A posição de escuta ou de captação é igualmente importante. As baixas frequências tendem a acumular-se nos cantos da sala. Um microfone de medição em combinação com software adequado ajuda a visualizar estes problemas e a ajustar o tratamento com maior precisão.
Cortinas pesadas absorvem o som e estantes bem preenchidas ajudam a difundi-lo. Isto já pode melhorar a acústica até certo ponto, mas para obter um resultado moderno e profissional, os elementos acústicos dedicados são a melhor solução: absorvedores, armadilhas de graves e difusores.
Se o tempo de reverberação de uma sala for demasiado longo, absorvedores acústicos são o primeiro passo lógico. Os absorvedores de banda larga reduzem reflexões numa ampla gama de frequências, porque o material poroso converte a energia sonora em calor. Regra geral: quanto mais espesso o absorvedor, mais baixas são as frequências que consegue tratar de forma eficaz.
Absorvedores bem posicionados podem encurtar significativamente o tempo de reverberação – um problema muito comum em salas de ensaio e estúdios compactos.
Salas pequenas e retangulares sofrem muitas vezes com excesso de graves, sobretudo nos cantos. Armadilhas de graves são colocadas precisamente nessas zonas problemáticas e podem ser empilhadas para aumentar o seu efeito. Devido à maior densidade de material, são muito eficazes a controlar baixas frequências e a tornar a resposta de graves mais definida.
Difusores funcionam de forma diferente dos absorvedores. O seu objetivo não é principalmente absorver o som, mas distribuí-lo de forma mais uniforme no espaço. A superfície irregular fragmenta as ondas sonoras incidentes em múltiplos componentes, reduzindo ecos flutuantes, ondas estacionárias e ressonâncias demasiado pronunciadas.
O resultado é um som de sala mais aberto e vivo, sem transformar o espaço numa câmara de eco. Os difusores são especialmente úteis para instrumentos acústicos e para salas que parecem excessivamente “mortas” ou secas. Uma estante bem preenchida pode, na prática, comportar-se como um difusor natural.
Difusores dão vida à sala e ajudam a evitar ecos e ressonâncias indesejadas.
Se está a começar no tratamento acústico, é sensato avançar passo a passo. Em muitos casos, apenas alguns absorvedores ou armadilhas de graves bem colocados já proporcionam uma melhoria claramente audível. A quantidade ideal de tratamento depende do tamanho, formato e função da sala – não existe uma regra universal, como “cobrir 50% da superfície das paredes”.

Dados de origem

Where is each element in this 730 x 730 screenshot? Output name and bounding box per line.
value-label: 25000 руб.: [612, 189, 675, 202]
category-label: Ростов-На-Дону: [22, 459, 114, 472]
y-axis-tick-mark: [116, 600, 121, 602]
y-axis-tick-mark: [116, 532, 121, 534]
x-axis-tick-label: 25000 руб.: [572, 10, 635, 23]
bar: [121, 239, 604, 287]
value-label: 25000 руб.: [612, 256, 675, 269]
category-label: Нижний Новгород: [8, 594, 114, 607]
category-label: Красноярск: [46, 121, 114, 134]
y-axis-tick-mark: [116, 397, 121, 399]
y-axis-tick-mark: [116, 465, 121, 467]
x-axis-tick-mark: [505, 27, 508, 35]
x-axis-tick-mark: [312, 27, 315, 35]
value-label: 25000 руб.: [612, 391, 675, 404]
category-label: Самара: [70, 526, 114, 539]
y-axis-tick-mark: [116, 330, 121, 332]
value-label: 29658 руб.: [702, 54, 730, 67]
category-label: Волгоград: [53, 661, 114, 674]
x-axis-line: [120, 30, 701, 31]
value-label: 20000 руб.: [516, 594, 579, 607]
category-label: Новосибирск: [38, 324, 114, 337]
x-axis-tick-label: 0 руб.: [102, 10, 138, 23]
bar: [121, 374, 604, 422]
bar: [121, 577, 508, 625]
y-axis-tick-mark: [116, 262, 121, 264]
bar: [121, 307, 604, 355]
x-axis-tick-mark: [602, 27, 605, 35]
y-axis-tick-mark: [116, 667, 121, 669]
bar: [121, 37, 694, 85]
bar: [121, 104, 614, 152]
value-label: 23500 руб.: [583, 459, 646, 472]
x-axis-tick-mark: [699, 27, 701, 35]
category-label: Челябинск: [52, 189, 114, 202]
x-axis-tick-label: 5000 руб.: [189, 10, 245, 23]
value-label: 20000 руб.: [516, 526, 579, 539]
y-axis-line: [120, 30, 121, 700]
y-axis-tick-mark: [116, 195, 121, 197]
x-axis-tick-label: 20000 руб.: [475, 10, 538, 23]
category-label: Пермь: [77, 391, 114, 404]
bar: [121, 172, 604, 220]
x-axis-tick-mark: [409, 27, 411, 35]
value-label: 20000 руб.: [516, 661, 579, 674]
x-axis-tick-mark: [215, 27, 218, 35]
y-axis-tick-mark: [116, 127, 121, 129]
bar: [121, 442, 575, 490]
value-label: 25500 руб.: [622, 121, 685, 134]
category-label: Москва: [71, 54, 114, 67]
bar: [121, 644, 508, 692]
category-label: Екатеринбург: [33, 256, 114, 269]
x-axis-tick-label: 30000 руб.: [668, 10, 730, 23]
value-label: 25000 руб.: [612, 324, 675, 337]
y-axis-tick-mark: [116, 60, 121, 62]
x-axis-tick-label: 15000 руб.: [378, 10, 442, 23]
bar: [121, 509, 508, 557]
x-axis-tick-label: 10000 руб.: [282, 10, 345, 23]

*O que fazer*
Prossiga com o texto sobre tratamento acústico de salas, começando logo a seguir à última frase.

*Área de resposta*
Para aplicações mais exigentes – como uma sala de controlo ou um estúdio profissional – pode valer a pena consultar um especialista em acústica. Para além de absorvedores, armadilhas de graves e difusores, existem ainda soluções como ecrãs de reflexão, que podem melhorar de forma significativa as gravações vocais em ambientes difíceis.
Ecrãs de reflexão como o MRS podem melhorar visivelmente as gravações de voz e fala, mesmo em salas acusticamente problemáticas.
Um filtro de reflexão envolve o microfone em vários lados e protege-o de reflexões indesejadas e do som ambiente. O resultado é um sinal mais direto e controlado – ideal para voz cantada, locução, podcasts e gravações móveis em salas não tratadas ou muito vivas.
Um bom filtro de reflexão pode melhorar de forma drástica a clareza e a inteligibilidade das vozes em home studios e estúdios de projeto.
Quando os monitores de estúdio estão diretamente sobre uma secretária ou prateleira, essas superfícies podem entrar em ressonância e colorir o som. Bases para monitores desacoplam mecanicamente os altifalantes da superfície, reduzindo vibrações e ressonâncias indesejadas.
Fabricadas em espuma de alta densidade, muitas bases oferecem diferentes ângulos de inclinação para orientar os monitores com precisão para a posição de escuta. É uma atualização simples, mas extremamente eficaz para obter graves mais definidos e uma imagem estéreo mais estável.
As bases desacoplam os monitores da secretária e melhoram de forma notória a precisão das baixas frequências e a definição estéreo.